WHAT THE TASK REQUIRES
Look through the material below for "solid". Copy every line that contains it.

Collection entries
----

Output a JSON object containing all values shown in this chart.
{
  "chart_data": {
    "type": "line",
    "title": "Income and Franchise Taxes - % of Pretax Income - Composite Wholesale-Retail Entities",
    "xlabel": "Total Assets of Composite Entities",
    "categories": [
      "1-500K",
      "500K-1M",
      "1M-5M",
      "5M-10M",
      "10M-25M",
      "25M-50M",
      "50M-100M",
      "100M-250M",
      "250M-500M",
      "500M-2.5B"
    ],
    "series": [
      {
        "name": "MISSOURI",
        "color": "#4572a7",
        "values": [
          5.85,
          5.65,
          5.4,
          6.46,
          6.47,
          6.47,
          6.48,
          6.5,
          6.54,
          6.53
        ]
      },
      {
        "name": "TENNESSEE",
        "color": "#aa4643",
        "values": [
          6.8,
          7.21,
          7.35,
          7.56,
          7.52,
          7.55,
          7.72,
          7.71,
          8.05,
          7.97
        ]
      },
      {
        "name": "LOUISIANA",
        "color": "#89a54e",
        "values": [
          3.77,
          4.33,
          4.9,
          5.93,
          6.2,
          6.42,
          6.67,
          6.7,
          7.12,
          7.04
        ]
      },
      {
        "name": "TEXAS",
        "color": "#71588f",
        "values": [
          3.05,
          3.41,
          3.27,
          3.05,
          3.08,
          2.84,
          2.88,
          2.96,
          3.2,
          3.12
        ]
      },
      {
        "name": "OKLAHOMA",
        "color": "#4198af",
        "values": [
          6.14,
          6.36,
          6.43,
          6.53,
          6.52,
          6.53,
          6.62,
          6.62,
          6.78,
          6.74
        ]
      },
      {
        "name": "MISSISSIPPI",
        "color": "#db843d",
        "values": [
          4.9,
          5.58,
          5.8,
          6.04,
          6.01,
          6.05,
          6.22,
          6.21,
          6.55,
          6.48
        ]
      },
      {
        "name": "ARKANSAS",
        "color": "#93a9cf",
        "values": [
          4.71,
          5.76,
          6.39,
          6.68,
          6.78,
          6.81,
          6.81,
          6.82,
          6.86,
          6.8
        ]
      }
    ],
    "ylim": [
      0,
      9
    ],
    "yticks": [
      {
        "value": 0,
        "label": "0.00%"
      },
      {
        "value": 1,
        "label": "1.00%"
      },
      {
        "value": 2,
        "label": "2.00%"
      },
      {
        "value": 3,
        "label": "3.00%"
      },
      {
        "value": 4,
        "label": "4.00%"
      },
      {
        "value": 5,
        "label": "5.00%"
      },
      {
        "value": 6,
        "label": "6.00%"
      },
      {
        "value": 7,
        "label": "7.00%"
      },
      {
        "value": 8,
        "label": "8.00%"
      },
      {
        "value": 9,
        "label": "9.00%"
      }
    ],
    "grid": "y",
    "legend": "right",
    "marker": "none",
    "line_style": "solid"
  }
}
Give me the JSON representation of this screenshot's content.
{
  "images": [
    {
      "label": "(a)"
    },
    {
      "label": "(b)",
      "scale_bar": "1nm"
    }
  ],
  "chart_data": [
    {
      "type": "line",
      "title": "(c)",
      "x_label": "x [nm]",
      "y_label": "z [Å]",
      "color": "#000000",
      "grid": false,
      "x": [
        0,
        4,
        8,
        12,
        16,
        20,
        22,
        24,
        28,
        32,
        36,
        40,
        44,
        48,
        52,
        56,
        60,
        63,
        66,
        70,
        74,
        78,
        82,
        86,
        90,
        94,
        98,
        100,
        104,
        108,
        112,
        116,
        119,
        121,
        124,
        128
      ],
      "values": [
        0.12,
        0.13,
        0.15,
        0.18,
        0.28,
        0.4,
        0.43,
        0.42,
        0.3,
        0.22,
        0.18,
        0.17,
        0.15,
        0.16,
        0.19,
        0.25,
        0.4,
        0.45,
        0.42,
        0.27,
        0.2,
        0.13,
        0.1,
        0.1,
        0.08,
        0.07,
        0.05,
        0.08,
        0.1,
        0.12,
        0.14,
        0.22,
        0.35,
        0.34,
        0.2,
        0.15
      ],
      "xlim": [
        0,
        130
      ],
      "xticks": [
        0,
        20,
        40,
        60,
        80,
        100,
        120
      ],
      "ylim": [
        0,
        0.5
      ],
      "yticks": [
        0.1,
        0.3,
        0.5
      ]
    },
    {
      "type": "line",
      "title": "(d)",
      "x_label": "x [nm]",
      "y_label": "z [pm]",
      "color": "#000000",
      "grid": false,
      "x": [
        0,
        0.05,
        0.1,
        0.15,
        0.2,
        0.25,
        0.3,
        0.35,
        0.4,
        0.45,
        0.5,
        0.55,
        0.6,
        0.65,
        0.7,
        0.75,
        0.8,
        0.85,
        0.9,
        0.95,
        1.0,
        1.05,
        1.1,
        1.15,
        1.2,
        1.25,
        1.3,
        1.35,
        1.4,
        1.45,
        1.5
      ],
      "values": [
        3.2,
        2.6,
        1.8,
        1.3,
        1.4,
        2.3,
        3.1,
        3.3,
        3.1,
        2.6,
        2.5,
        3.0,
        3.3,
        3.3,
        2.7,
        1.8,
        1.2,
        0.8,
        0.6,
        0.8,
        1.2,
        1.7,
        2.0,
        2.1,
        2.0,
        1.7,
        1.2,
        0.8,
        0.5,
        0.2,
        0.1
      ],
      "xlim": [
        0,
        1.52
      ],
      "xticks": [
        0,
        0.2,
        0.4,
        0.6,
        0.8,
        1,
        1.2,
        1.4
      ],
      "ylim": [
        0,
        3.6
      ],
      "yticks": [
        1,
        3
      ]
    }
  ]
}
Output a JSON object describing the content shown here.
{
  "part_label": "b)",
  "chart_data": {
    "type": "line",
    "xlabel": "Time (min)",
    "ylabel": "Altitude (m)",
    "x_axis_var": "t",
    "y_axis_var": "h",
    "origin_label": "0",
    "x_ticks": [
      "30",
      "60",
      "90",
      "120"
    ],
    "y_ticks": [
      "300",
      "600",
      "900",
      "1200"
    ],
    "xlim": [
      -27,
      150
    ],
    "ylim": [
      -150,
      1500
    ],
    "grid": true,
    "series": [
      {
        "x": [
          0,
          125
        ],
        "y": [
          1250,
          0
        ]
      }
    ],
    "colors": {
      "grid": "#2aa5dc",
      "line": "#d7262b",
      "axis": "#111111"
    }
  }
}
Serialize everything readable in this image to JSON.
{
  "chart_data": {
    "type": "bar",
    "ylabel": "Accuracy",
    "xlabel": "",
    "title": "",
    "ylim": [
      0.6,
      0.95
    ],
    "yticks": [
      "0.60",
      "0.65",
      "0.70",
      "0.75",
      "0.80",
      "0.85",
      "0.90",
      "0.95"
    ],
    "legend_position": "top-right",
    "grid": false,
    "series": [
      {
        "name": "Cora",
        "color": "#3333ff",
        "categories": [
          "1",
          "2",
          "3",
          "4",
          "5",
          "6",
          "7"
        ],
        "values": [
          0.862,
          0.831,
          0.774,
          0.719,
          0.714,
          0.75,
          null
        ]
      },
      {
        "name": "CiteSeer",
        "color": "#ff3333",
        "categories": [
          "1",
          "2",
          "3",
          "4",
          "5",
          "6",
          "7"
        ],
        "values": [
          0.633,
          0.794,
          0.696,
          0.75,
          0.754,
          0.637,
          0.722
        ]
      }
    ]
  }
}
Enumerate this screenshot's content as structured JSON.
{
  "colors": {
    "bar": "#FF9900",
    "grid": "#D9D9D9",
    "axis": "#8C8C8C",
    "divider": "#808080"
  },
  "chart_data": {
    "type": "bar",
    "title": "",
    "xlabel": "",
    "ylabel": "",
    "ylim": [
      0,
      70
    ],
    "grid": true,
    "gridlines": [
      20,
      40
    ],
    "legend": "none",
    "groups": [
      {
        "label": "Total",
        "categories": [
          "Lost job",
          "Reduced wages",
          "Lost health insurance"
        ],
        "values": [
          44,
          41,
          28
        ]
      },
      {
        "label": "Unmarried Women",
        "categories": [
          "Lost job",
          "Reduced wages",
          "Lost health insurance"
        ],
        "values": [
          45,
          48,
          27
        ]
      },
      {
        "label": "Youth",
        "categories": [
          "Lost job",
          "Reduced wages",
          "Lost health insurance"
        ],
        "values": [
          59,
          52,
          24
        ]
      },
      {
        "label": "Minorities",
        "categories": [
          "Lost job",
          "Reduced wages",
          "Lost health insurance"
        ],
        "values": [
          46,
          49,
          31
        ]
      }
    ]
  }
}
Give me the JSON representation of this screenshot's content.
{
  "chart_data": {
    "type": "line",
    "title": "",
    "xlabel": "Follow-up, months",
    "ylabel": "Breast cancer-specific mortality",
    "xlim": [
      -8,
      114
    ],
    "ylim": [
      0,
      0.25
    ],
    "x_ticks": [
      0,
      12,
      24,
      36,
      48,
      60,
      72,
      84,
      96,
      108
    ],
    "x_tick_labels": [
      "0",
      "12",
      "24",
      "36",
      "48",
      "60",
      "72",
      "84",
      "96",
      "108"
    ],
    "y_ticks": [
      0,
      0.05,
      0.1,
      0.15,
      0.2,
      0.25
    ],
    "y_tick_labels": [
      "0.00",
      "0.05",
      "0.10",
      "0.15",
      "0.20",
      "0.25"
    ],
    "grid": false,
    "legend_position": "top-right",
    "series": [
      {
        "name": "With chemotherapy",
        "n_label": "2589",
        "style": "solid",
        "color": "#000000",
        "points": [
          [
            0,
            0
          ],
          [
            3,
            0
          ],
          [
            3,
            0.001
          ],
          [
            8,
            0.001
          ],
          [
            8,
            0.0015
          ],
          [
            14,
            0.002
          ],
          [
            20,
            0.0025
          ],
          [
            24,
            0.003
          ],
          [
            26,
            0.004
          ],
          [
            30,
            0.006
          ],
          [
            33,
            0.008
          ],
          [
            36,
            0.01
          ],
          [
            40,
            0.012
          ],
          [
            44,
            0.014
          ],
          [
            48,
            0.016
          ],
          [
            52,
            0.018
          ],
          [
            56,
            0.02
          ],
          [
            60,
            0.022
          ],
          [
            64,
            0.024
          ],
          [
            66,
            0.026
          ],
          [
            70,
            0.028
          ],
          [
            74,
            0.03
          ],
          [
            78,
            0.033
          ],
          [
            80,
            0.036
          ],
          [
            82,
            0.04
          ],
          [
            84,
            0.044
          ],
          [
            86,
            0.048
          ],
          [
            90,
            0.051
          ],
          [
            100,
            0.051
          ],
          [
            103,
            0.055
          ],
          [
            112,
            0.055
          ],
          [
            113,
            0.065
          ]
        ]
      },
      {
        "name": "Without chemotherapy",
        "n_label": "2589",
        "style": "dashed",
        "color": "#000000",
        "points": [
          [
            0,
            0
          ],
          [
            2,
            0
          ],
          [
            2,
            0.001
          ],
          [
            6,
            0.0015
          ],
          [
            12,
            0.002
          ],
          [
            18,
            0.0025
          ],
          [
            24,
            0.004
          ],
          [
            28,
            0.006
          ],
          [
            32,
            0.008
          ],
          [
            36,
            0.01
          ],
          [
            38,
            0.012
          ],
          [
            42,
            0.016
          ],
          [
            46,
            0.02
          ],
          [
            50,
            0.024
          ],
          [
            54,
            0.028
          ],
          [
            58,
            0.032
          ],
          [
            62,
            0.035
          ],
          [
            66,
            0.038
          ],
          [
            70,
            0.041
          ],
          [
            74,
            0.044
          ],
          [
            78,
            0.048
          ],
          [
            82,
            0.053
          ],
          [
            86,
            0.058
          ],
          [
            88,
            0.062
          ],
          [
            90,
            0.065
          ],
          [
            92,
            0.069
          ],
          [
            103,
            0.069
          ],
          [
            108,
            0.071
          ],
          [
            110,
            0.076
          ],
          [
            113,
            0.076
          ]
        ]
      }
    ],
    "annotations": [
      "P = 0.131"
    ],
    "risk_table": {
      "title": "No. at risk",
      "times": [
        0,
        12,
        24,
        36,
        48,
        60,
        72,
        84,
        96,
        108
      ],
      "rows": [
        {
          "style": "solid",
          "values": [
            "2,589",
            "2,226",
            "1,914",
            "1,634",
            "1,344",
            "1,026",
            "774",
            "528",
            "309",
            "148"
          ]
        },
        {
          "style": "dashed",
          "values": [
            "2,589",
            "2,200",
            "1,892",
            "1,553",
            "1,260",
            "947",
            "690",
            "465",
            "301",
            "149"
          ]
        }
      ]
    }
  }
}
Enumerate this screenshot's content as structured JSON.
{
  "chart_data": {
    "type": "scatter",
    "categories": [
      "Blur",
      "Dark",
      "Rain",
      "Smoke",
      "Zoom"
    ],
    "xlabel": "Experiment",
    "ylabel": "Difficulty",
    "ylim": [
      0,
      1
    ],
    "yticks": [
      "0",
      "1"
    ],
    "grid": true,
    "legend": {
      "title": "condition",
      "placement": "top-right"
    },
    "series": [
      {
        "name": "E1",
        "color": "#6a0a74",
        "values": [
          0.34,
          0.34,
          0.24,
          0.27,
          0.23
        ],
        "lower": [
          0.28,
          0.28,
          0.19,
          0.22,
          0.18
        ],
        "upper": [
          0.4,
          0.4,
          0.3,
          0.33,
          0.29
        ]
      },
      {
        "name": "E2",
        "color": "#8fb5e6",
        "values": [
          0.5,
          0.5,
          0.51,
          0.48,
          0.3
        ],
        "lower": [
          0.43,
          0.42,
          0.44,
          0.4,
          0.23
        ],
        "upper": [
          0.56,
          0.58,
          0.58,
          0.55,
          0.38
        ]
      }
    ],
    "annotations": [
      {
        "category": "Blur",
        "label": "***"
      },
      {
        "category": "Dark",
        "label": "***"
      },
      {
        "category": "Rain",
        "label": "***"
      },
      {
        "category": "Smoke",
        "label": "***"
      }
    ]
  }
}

----

THE ANSWER
    "line_style": "solid"
        "style": "solid",
          "style": "solid",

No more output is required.